Collection entries:
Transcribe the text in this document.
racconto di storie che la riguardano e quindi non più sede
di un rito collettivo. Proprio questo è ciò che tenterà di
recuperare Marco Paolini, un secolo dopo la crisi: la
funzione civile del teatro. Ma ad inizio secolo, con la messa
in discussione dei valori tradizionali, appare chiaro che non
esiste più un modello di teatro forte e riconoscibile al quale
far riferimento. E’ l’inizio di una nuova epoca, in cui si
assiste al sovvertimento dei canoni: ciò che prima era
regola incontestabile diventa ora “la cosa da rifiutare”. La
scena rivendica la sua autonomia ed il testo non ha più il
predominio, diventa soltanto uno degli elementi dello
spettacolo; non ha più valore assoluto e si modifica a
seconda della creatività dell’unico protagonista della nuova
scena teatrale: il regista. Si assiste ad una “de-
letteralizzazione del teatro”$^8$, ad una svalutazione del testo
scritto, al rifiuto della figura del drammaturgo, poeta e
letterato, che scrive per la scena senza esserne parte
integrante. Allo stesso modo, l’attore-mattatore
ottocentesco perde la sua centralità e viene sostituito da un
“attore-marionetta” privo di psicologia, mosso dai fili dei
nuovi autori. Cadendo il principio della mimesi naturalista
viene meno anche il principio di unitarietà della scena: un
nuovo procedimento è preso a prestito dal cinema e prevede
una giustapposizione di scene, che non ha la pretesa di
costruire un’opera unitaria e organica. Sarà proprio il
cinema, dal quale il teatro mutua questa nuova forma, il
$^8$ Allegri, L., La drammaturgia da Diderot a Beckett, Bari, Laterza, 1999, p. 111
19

— Work to complete —
Quote all of the entries verbatim.

— Solution to this task —
Transcribe the text in this document.
racconto di storie che la riguardano e quindi non più sede
di un rito collettivo. Proprio questo è ciò che tenterà di
recuperare Marco Paolini, un secolo dopo la crisi: la
funzione civile del teatro. Ma ad inizio secolo, con la messa
in discussione dei valori tradizionali, appare chiaro che non
esiste più un modello di teatro forte e riconoscibile al quale
far riferimento. E’ l’inizio di una nuova epoca, in cui si
assiste al sovvertimento dei canoni: ciò che prima era
regola incontestabile diventa ora “la cosa da rifiutare”. La
scena rivendica la sua autonomia ed il testo non ha più il
predominio, diventa soltanto uno degli elementi dello
spettacolo; non ha più valore assoluto e si modifica a
seconda della creatività dell’unico protagonista della nuova
scena teatrale: il regista. Si assiste ad una “de-
letteralizzazione del teatro”$^8$, ad una svalutazione del testo
scritto, al rifiuto della figura del drammaturgo, poeta e
letterato, che scrive per la scena senza esserne parte
integrante. Allo stesso modo, l’attore-mattatore
ottocentesco perde la sua centralità e viene sostituito da un
“attore-marionetta” privo di psicologia, mosso dai fili dei
nuovi autori. Cadendo il principio della mimesi naturalista
viene meno anche il principio di unitarietà della scena: un
nuovo procedimento è preso a prestito dal cinema e prevede
una giustapposizione di scene, che non ha la pretesa di
costruire un’opera unitaria e organica. Sarà proprio il
cinema, dal quale il teatro mutua questa nuova forma, il
$^8$ Allegri, L., La drammaturgia da Diderot a Beckett, Bari, Laterza, 1999, p. 111
19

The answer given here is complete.